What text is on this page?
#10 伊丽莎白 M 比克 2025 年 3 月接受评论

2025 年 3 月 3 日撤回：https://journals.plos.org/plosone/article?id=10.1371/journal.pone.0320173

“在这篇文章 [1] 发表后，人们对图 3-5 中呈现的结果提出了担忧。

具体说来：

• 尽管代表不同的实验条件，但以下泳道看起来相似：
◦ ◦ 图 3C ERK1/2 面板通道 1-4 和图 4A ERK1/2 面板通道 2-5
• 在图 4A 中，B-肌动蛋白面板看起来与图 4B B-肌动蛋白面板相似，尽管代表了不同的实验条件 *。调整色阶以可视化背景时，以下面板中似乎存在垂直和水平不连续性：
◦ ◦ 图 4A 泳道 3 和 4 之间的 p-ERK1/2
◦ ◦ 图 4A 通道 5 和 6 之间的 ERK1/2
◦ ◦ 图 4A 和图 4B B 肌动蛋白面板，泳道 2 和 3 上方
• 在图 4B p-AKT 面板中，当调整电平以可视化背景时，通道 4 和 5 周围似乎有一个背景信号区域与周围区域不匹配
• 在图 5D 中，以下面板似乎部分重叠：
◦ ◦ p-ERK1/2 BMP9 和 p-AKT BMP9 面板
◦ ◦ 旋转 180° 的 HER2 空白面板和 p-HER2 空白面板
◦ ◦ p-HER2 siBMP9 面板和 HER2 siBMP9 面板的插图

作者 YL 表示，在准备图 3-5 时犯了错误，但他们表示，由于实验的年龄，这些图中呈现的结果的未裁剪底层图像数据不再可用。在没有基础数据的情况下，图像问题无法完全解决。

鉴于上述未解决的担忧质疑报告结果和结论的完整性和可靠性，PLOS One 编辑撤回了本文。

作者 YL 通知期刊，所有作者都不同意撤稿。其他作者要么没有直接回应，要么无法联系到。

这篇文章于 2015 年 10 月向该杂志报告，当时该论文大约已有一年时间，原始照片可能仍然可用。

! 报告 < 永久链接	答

**********

◆ **Your instructions**
Provide an exact reproduction of all the entries shown above.

◆ **Result of this exercise**
What text is on this page?
#10 伊丽莎白 M 比克 2025 年 3 月接受评论

2025 年 3 月 3 日撤回：https://journals.plos.org/plosone/article?id=10.1371/journal.pone.0320173

“在这篇文章 [1] 发表后，人们对图 3-5 中呈现的结果提出了担忧。

具体说来：

• 尽管代表不同的实验条件，但以下泳道看起来相似：
◦ ◦ 图 3C ERK1/2 面板通道 1-4 和图 4A ERK1/2 面板通道 2-5
• 在图 4A 中，B-肌动蛋白面板看起来与图 4B B-肌动蛋白面板相似，尽管代表了不同的实验条件 *。调整色阶以可视化背景时，以下面板中似乎存在垂直和水平不连续性：
◦ ◦ 图 4A 泳道 3 和 4 之间的 p-ERK1/2
◦ ◦ 图 4A 通道 5 和 6 之间的 ERK1/2
◦ ◦ 图 4A 和图 4B B 肌动蛋白面板，泳道 2 和 3 上方
• 在图 4B p-AKT 面板中，当调整电平以可视化背景时，通道 4 和 5 周围似乎有一个背景信号区域与周围区域不匹配
• 在图 5D 中，以下面板似乎部分重叠：
◦ ◦ p-ERK1/2 BMP9 和 p-AKT BMP9 面板
◦ ◦ 旋转 180° 的 HER2 空白面板和 p-HER2 空白面板
◦ ◦ p-HER2 siBMP9 面板和 HER2 siBMP9 面板的插图

作者 YL 表示，在准备图 3-5 时犯了错误，但他们表示，由于实验的年龄，这些图中呈现的结果的未裁剪底层图像数据不再可用。在没有基础数据的情况下，图像问题无法完全解决。

鉴于上述未解决的担忧质疑报告结果和结论的完整性和可靠性，PLOS One 编辑撤回了本文。

作者 YL 通知期刊，所有作者都不同意撤稿。其他作者要么没有直接回应，要么无法联系到。

这篇文章于 2015 年 10 月向该杂志报告，当时该论文大约已有一年时间，原始照片可能仍然可用。

! 报告 < 永久链接	答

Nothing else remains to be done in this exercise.